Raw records
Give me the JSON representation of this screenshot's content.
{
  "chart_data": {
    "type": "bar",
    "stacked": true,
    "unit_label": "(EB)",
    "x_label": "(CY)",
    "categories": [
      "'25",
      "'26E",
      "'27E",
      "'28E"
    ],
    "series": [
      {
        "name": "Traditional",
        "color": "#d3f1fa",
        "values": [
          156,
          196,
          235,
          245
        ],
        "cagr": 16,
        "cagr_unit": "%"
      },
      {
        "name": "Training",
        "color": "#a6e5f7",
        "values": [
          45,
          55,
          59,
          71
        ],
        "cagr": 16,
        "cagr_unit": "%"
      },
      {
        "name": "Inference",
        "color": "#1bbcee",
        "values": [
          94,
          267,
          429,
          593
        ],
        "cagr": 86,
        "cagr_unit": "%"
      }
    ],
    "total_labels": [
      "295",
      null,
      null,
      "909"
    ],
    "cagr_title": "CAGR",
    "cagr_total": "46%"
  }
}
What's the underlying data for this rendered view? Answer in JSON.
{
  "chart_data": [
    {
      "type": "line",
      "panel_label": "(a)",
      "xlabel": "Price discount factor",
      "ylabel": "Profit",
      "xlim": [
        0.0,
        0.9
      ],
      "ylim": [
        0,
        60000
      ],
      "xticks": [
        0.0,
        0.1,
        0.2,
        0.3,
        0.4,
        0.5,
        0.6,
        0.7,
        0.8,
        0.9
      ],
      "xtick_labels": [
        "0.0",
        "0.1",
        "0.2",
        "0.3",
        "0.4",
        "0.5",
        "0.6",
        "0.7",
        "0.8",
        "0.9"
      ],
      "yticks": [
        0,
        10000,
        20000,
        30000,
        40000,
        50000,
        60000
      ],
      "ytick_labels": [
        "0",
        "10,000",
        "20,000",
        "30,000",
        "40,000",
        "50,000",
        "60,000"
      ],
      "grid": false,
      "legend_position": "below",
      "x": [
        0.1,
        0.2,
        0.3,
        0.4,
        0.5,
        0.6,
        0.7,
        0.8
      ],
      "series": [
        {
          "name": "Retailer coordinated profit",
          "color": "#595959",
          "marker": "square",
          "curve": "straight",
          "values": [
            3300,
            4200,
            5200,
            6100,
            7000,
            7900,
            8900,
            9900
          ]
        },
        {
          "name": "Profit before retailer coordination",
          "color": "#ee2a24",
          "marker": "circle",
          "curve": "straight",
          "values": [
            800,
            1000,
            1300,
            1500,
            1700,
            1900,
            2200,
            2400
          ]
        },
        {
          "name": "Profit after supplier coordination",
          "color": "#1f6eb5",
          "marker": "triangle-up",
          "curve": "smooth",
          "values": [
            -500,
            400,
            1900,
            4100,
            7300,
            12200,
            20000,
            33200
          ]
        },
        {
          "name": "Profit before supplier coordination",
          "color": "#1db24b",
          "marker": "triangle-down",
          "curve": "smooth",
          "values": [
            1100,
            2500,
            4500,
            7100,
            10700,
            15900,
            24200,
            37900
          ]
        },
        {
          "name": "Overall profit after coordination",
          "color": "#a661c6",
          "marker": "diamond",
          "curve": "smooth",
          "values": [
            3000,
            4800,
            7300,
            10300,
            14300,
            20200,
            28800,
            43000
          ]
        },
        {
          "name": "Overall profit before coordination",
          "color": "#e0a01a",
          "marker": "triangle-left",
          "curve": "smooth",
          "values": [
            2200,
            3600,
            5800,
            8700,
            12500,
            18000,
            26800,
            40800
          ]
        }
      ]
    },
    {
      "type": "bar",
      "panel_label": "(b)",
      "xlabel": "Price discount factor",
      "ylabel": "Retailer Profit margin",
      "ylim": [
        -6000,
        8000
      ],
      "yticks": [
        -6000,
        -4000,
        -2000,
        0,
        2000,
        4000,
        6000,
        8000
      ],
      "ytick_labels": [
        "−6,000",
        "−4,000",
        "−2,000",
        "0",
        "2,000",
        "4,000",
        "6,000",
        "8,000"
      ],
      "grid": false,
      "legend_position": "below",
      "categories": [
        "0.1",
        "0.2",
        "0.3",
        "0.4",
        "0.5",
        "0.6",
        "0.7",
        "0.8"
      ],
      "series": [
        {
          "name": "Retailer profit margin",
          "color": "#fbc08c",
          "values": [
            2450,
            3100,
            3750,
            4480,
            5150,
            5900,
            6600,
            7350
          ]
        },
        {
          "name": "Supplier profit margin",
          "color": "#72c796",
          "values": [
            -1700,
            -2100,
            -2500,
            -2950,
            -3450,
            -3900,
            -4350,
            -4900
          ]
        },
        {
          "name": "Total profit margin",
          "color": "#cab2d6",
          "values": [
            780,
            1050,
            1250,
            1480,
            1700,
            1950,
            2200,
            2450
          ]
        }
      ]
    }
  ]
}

DIRECTION: Each line of the listing should be copied exactly.

WRITTEN ANSWER:
Give me the JSON representation of this screenshot's content.
{
  "chart_data": {
    "type": "bar",
    "stacked": true,
    "unit_label": "(EB)",
    "x_label": "(CY)",
    "categories": [
      "'25",
      "'26E",
      "'27E",
      "'28E"
    ],
    "series": [
      {
        "name": "Traditional",
        "color": "#d3f1fa",
        "values": [
          156,
          196,
          235,
          245
        ],
        "cagr": 16,
        "cagr_unit": "%"
      },
      {
        "name": "Training",
        "color": "#a6e5f7",
        "values": [
          45,
          55,
          59,
          71
        ],
        "cagr": 16,
        "cagr_unit": "%"
      },
      {
        "name": "Inference",
        "color": "#1bbcee",
        "values": [
          94,
          267,
          429,
          593
        ],
        "cagr": 86,
        "cagr_unit": "%"
      }
    ],
    "total_labels": [
      "295",
      null,
      null,
      "909"
    ],
    "cagr_title": "CAGR",
    "cagr_total": "46%"
  }
}
What's the underlying data for this rendered view? Answer in JSON.
{
  "chart_data": [
    {
      "type": "line",
      "panel_label": "(a)",
      "xlabel": "Price discount factor",
      "ylabel": "Profit",
      "xlim": [
        0.0,
        0.9
      ],
      "ylim": [
        0,
        60000
      ],
      "xticks": [
        0.0,
        0.1,
        0.2,
        0.3,
        0.4,
        0.5,
        0.6,
        0.7,
        0.8,
        0.9
      ],
      "xtick_labels": [
        "0.0",
        "0.1",
        "0.2",
        "0.3",
        "0.4",
        "0.5",
        "0.6",
        "0.7",
        "0.8",
        "0.9"
      ],
      "yticks": [
        0,
        10000,
        20000,
        30000,
        40000,
        50000,
        60000
      ],
      "ytick_labels": [
        "0",
        "10,000",
        "20,000",
        "30,000",
        "40,000",
        "50,000",
        "60,000"
      ],
      "grid": false,
      "legend_position": "below",
      "x": [
        0.1,
        0.2,
        0.3,
        0.4,
        0.5,
        0.6,
        0.7,
        0.8
      ],
      "series": [
        {
          "name": "Retailer coordinated profit",
          "color": "#595959",
          "marker": "square",
          "curve": "straight",
          "values": [
            3300,
            4200,
            5200,
            6100,
            7000,
            7900,
            8900,
            9900
          ]
        },
        {
          "name": "Profit before retailer coordination",
          "color": "#ee2a24",
          "marker": "circle",
          "curve": "straight",
          "values": [
            800,
            1000,
            1300,
            1500,
            1700,
            1900,
            2200,
            2400
          ]
        },
        {
          "name": "Profit after supplier coordination",
          "color": "#1f6eb5",
          "marker": "triangle-up",
          "curve": "smooth",
          "values": [
            -500,
            400,
            1900,
            4100,
            7300,
            12200,
            20000,
            33200
          ]
        },
        {
          "name": "Profit before supplier coordination",
          "color": "#1db24b",
          "marker": "triangle-down",
          "curve": "smooth",
          "values": [
            1100,
            2500,
            4500,
            7100,
            10700,
            15900,
            24200,
            37900
          ]
        },
        {
          "name": "Overall profit after coordination",
          "color": "#a661c6",
          "marker": "diamond",
          "curve": "smooth",
          "values": [
            3000,
            4800,
            7300,
            10300,
            14300,
            20200,
            28800,
            43000
          ]
        },
        {
          "name": "Overall profit before coordination",
          "color": "#e0a01a",
          "marker": "triangle-left",
          "curve": "smooth",
          "values": [
            2200,
            3600,
            5800,
            8700,
            12500,
            18000,
            26800,
            40800
          ]
        }
      ]
    },
    {
      "type": "bar",
      "panel_label": "(b)",
      "xlabel": "Price discount factor",
      "ylabel": "Retailer Profit margin",
      "ylim": [
        -6000,
        8000
      ],
      "yticks": [
        -6000,
        -4000,
        -2000,
        0,
        2000,
        4000,
        6000,
        8000
      ],
      "ytick_labels": [
        "−6,000",
        "−4,000",
        "−2,000",
        "0",
        "2,000",
        "4,000",
        "6,000",
        "8,000"
      ],
      "grid": false,
      "legend_position": "below",
      "categories": [
        "0.1",
        "0.2",
        "0.3",
        "0.4",
        "0.5",
        "0.6",
        "0.7",
        "0.8"
      ],
      "series": [
        {
          "name": "Retailer profit margin",
          "color": "#fbc08c",
          "values": [
            2450,
            3100,
            3750,
            4480,
            5150,
            5900,
            6600,
            7350
          ]
        },
        {
          "name": "Supplier profit margin",
          "color": "#72c796",
          "values": [
            -1700,
            -2100,
            -2500,
            -2950,
            -3450,
            -3900,
            -4350,
            -4900
          ]
        },
        {
          "name": "Total profit margin",
          "color": "#cab2d6",
          "values": [
            780,
            1050,
            1250,
            1480,
            1700,
            1950,
            2200,
            2450
          ]
        }
      ]
    }
  ]
}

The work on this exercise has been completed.